## Begin Exercise data

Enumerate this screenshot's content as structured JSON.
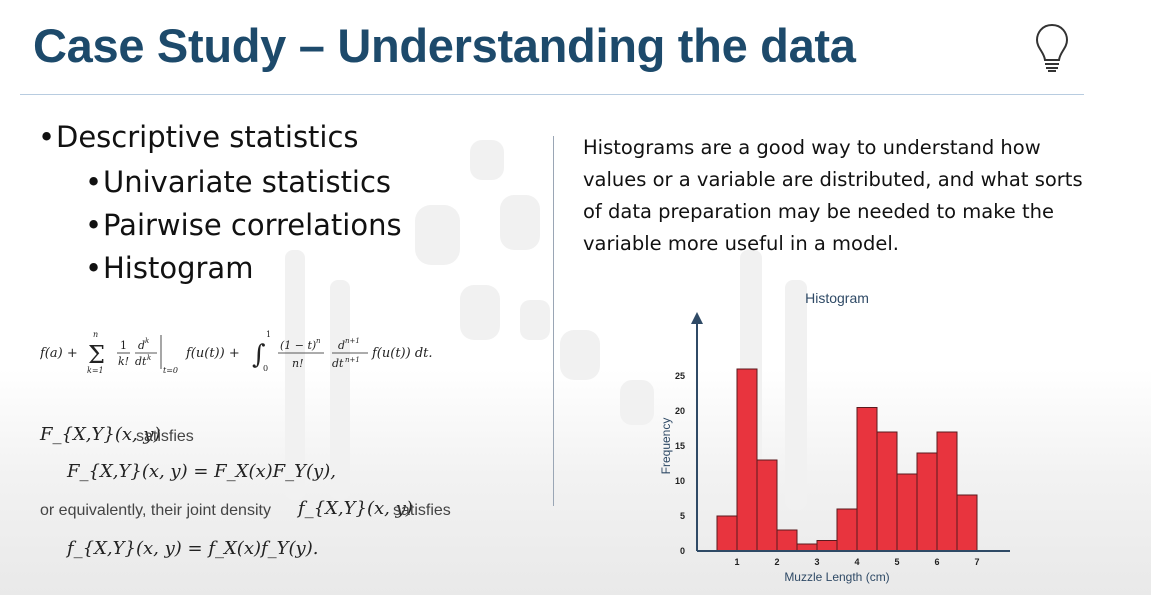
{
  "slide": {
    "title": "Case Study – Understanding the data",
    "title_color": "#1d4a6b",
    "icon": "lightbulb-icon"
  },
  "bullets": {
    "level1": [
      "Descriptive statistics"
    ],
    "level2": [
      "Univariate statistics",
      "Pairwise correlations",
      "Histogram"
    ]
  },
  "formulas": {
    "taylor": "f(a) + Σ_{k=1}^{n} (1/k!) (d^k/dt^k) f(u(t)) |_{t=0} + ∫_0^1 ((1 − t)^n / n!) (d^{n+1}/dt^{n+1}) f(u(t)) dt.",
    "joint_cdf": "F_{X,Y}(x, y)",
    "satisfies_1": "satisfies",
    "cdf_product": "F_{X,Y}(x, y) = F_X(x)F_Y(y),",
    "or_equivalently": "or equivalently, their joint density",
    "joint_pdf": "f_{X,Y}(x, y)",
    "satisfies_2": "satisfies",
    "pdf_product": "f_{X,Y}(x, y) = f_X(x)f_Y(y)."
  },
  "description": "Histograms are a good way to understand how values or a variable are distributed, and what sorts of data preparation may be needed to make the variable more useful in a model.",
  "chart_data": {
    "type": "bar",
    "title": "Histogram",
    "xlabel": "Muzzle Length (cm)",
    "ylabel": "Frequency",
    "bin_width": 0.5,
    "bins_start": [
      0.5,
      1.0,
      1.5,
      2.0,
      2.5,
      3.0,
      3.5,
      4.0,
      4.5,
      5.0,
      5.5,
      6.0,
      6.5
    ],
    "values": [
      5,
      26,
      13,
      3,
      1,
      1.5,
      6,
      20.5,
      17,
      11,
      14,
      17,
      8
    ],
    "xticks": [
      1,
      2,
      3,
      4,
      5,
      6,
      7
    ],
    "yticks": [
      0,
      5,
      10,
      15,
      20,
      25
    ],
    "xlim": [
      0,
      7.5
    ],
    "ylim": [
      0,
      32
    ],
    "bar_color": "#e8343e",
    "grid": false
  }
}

## End Exercise data
## Begin Exercise data

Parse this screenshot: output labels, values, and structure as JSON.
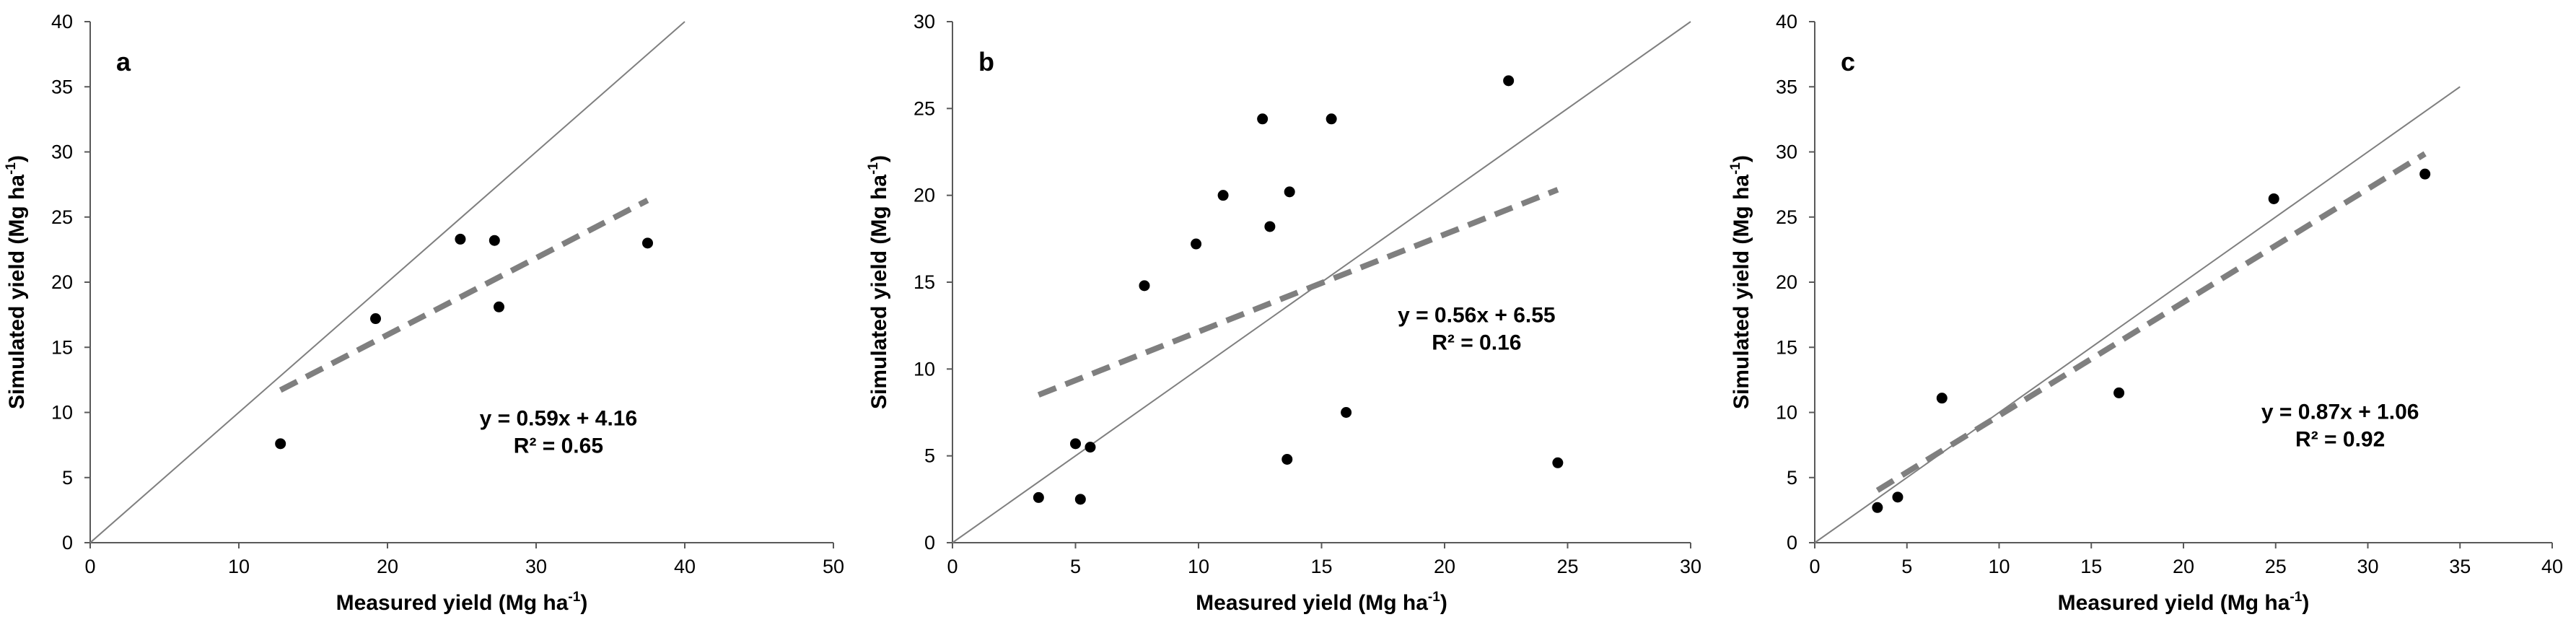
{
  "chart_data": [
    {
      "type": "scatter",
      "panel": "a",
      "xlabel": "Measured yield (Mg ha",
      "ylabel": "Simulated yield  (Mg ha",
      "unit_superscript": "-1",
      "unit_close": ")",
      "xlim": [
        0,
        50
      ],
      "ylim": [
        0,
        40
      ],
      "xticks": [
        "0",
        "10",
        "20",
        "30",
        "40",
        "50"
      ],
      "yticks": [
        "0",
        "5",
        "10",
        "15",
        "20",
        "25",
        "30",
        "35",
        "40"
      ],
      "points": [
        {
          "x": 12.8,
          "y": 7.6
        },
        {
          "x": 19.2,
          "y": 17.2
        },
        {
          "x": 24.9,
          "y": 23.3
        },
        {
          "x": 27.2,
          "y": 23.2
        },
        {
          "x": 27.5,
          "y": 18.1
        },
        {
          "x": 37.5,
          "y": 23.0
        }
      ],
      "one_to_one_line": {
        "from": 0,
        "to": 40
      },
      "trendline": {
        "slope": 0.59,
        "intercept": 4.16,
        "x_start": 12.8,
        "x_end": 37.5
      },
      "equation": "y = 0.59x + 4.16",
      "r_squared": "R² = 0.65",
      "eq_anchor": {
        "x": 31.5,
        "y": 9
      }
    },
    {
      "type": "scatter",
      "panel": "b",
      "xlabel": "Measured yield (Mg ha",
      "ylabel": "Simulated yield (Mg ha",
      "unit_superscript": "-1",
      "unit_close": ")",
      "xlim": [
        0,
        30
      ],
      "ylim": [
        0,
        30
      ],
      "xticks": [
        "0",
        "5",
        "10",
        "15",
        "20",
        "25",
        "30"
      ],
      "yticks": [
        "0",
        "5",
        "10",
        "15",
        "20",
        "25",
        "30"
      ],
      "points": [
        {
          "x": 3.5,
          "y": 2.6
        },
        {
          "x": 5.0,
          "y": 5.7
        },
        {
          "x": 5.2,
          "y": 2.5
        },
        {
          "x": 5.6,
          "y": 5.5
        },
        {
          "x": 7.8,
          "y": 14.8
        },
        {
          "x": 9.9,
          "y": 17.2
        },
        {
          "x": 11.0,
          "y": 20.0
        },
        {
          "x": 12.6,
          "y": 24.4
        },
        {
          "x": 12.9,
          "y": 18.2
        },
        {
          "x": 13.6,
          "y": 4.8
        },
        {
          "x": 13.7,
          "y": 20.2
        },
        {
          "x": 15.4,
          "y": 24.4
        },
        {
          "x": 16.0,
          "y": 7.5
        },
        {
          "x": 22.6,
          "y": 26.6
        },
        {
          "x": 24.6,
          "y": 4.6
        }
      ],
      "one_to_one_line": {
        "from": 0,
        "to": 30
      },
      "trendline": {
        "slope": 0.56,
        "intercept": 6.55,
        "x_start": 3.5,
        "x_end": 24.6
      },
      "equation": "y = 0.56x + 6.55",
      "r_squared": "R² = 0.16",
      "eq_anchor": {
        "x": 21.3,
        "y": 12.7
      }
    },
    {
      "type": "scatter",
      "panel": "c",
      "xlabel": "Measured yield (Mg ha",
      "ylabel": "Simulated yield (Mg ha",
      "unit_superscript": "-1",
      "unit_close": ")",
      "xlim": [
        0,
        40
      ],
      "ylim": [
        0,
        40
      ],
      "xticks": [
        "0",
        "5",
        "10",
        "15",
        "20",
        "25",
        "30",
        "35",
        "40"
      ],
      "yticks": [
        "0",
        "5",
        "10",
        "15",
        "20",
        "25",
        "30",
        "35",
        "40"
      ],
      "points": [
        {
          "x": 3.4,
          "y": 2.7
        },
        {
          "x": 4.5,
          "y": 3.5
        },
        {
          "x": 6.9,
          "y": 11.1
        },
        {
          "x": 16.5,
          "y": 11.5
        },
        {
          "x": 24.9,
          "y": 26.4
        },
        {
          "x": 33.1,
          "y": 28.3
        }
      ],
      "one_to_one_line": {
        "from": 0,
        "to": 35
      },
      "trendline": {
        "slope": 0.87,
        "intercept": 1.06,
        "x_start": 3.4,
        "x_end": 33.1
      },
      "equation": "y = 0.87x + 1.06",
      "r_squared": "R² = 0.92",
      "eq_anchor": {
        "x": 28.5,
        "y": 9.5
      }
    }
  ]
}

## End Exercise data

* What is asked *
Which lines contain the word "intercept"? Copy each one.

* Full output *
        "intercept": 4.16,
        "intercept": 6.55,
        "intercept": 1.06,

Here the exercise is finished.